§ **Stated problem**
Find the word "Общие" in the listing; pull out each line holding it.

# Available records start

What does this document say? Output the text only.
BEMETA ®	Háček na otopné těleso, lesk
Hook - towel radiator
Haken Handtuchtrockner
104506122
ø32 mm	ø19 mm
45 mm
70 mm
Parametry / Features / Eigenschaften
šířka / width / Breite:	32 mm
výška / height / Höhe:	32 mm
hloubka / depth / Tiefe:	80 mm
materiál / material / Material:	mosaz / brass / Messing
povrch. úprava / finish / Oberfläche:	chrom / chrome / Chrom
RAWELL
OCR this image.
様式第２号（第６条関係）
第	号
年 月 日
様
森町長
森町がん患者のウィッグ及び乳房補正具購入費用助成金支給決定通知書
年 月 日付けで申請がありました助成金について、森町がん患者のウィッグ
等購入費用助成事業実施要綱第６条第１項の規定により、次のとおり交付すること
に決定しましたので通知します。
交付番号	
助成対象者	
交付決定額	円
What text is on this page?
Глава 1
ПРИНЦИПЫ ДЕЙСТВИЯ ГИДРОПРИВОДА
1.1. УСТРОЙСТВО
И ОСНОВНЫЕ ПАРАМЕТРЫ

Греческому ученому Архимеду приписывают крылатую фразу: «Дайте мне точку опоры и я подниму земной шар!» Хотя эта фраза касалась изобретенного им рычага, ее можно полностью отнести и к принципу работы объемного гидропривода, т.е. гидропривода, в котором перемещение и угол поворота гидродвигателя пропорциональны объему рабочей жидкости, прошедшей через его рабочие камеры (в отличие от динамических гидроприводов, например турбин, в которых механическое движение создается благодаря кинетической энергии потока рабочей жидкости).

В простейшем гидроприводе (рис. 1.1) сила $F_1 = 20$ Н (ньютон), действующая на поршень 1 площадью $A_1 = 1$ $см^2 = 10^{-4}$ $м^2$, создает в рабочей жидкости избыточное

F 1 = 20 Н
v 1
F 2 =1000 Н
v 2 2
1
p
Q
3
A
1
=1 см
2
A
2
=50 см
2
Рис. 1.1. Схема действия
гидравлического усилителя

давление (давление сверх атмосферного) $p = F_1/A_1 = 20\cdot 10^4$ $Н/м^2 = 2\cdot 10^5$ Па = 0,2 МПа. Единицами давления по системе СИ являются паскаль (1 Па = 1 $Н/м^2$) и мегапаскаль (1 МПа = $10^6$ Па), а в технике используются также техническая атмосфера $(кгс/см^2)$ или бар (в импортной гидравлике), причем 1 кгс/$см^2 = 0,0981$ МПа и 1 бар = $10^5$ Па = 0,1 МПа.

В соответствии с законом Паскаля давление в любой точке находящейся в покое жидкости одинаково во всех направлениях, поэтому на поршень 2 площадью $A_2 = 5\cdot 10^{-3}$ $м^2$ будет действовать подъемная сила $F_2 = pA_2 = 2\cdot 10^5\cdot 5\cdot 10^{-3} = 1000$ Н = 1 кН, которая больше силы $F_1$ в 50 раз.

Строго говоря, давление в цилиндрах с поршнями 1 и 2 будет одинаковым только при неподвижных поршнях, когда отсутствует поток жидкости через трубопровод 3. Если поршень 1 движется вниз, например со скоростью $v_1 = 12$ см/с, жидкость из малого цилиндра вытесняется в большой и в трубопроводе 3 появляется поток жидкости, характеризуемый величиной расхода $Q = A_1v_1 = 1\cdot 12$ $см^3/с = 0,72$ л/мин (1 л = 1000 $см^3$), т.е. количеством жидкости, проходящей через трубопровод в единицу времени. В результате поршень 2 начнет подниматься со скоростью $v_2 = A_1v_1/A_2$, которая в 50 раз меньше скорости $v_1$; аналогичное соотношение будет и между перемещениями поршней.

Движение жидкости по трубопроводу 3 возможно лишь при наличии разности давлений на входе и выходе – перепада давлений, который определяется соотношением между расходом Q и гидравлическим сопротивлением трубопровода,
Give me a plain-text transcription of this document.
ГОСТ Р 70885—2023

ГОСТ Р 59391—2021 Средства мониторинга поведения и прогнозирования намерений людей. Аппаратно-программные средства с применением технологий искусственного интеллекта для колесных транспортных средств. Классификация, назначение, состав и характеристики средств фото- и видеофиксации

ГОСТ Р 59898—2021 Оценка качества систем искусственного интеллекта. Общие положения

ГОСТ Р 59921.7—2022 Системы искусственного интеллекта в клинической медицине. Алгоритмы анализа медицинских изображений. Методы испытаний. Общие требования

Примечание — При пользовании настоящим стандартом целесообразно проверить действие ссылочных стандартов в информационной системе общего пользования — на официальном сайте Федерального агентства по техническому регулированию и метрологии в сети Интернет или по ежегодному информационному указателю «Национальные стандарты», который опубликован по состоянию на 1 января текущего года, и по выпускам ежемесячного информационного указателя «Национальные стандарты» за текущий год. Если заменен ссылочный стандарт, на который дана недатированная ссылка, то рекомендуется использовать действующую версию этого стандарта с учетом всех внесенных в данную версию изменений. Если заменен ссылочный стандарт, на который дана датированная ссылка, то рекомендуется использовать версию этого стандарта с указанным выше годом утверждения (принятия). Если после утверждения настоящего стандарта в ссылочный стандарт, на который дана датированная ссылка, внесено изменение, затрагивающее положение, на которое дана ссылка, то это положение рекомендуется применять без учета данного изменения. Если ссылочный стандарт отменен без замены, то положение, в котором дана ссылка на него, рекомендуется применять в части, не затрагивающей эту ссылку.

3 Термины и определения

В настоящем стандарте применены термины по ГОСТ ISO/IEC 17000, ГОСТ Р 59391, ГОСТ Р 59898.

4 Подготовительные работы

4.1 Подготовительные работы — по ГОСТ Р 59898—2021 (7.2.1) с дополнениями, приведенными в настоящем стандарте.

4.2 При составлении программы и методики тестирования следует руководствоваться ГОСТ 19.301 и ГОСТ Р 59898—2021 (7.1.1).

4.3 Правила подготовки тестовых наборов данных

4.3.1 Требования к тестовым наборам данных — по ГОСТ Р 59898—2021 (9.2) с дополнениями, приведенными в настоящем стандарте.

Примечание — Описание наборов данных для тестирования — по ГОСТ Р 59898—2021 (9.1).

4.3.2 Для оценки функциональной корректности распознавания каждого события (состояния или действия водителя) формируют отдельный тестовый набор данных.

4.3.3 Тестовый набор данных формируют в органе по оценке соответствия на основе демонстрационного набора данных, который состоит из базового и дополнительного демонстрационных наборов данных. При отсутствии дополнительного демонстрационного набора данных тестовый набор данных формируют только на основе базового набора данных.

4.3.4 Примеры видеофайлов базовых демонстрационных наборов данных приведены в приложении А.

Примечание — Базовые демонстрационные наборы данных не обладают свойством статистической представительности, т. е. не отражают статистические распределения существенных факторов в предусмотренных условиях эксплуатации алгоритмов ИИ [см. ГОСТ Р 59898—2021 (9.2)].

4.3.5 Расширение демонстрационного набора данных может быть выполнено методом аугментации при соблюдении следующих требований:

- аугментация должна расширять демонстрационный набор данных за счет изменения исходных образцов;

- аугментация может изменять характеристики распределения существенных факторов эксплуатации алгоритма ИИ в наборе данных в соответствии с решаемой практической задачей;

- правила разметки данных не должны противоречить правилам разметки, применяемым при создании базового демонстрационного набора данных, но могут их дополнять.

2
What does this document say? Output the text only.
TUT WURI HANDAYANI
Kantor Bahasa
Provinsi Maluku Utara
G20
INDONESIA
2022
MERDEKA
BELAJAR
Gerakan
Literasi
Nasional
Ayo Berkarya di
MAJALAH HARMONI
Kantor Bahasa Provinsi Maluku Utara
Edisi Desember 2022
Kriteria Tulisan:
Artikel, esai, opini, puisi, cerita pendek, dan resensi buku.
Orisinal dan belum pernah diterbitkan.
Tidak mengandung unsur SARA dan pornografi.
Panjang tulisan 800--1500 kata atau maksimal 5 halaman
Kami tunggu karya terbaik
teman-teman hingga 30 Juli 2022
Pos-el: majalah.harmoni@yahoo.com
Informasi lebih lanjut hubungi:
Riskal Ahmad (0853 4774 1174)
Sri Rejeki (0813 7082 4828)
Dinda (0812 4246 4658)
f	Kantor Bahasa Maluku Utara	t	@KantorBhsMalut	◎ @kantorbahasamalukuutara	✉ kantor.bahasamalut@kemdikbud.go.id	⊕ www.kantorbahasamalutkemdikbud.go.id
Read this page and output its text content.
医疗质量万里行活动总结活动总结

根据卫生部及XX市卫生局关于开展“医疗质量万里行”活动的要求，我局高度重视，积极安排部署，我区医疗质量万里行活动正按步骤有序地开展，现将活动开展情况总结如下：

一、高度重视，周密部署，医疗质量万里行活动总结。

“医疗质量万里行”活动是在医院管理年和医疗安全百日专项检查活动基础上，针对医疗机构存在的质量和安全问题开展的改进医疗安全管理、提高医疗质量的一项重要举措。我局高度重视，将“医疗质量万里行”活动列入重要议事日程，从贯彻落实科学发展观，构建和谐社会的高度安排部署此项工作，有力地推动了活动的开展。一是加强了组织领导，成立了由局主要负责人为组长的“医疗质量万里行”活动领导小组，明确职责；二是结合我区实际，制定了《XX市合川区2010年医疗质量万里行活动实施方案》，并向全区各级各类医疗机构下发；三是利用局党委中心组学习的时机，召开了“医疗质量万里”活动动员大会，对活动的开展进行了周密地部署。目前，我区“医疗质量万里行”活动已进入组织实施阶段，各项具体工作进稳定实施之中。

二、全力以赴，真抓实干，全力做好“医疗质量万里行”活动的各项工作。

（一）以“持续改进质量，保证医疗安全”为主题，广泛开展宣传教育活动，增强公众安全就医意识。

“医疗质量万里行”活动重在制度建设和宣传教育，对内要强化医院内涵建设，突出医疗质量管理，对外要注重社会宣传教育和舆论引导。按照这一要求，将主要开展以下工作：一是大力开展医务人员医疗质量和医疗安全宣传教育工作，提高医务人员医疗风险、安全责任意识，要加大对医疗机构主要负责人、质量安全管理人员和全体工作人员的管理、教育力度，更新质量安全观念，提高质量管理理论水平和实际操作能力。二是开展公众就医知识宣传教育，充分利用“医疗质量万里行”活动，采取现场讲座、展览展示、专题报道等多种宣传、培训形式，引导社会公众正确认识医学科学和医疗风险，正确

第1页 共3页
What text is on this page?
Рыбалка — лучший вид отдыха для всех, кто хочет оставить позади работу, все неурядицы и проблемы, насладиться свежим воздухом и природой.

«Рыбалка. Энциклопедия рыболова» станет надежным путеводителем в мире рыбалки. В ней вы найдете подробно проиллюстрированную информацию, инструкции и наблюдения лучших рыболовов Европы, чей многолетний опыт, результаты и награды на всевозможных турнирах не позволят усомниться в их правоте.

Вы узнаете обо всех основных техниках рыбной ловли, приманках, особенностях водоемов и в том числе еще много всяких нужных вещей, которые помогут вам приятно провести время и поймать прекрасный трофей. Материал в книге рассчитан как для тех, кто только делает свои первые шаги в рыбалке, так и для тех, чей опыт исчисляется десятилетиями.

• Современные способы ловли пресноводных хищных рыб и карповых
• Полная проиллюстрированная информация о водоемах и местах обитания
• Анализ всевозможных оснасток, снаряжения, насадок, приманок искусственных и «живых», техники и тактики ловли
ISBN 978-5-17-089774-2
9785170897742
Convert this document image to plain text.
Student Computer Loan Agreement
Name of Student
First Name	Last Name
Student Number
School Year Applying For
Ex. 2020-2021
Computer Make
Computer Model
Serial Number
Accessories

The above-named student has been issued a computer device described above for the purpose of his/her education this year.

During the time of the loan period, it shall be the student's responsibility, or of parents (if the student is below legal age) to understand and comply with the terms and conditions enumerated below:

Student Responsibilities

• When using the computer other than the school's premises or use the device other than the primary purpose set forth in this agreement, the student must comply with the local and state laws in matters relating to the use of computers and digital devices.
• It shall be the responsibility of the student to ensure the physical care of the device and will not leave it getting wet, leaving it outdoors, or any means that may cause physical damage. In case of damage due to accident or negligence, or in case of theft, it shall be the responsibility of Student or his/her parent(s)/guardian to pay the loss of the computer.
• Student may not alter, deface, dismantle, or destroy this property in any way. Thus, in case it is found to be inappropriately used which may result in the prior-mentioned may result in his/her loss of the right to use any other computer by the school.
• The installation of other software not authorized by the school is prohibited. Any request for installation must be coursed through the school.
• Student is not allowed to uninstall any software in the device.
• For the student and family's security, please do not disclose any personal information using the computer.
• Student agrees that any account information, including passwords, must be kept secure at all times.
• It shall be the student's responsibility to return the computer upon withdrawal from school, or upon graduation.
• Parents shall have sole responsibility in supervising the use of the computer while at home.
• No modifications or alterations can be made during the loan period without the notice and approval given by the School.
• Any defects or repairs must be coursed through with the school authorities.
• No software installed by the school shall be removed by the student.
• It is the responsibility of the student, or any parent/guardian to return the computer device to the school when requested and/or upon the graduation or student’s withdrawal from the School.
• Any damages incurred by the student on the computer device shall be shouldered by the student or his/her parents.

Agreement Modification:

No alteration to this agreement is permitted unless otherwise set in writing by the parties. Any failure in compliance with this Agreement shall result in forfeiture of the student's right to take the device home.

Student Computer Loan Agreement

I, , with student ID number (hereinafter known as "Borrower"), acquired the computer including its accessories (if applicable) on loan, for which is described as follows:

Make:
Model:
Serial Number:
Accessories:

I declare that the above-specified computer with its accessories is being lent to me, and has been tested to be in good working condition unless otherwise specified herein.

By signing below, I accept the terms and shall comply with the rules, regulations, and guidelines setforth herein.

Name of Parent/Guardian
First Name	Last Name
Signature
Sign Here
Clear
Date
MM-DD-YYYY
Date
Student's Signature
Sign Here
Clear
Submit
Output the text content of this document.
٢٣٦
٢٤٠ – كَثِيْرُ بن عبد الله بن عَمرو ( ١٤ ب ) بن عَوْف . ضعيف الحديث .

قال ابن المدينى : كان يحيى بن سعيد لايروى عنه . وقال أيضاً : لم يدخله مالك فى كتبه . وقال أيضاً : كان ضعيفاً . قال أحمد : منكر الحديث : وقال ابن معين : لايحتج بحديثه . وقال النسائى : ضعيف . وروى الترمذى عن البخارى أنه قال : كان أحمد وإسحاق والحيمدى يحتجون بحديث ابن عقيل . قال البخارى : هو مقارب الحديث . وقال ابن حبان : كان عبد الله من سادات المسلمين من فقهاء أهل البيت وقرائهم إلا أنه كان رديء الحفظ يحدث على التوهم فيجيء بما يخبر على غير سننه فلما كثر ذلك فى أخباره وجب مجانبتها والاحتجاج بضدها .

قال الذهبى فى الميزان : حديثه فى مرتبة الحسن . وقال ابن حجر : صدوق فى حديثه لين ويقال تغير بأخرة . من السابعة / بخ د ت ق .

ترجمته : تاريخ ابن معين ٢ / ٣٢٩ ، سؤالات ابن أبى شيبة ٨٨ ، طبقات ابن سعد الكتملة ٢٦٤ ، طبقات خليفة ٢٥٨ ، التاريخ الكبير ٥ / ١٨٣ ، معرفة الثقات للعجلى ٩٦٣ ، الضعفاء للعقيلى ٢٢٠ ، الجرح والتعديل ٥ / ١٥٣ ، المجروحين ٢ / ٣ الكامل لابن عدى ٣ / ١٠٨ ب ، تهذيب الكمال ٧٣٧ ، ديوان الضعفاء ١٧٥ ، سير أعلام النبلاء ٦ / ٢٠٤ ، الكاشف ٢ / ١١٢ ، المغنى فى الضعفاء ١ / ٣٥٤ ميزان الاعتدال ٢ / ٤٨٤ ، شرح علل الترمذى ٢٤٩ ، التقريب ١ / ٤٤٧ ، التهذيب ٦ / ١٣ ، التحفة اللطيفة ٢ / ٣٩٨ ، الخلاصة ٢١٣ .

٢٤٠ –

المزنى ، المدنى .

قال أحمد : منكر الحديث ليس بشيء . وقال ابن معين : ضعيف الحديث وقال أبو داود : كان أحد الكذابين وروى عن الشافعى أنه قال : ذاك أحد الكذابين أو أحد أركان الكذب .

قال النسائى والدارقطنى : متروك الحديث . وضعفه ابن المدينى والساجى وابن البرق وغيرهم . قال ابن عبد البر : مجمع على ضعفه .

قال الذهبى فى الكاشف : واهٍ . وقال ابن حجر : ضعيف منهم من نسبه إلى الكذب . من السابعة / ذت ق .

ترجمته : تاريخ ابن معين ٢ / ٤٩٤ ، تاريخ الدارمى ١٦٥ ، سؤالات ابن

# Available records end

§ **Exercise answer**
ГОСТ Р 59898—2021 Оценка качества систем искусственного интеллекта. Общие положения
ГОСТ Р 59921.7—2022 Системы искусственного интеллекта в клинической медицине. Алгоритмы анализа медицинских изображений. Методы испытаний. Общие требования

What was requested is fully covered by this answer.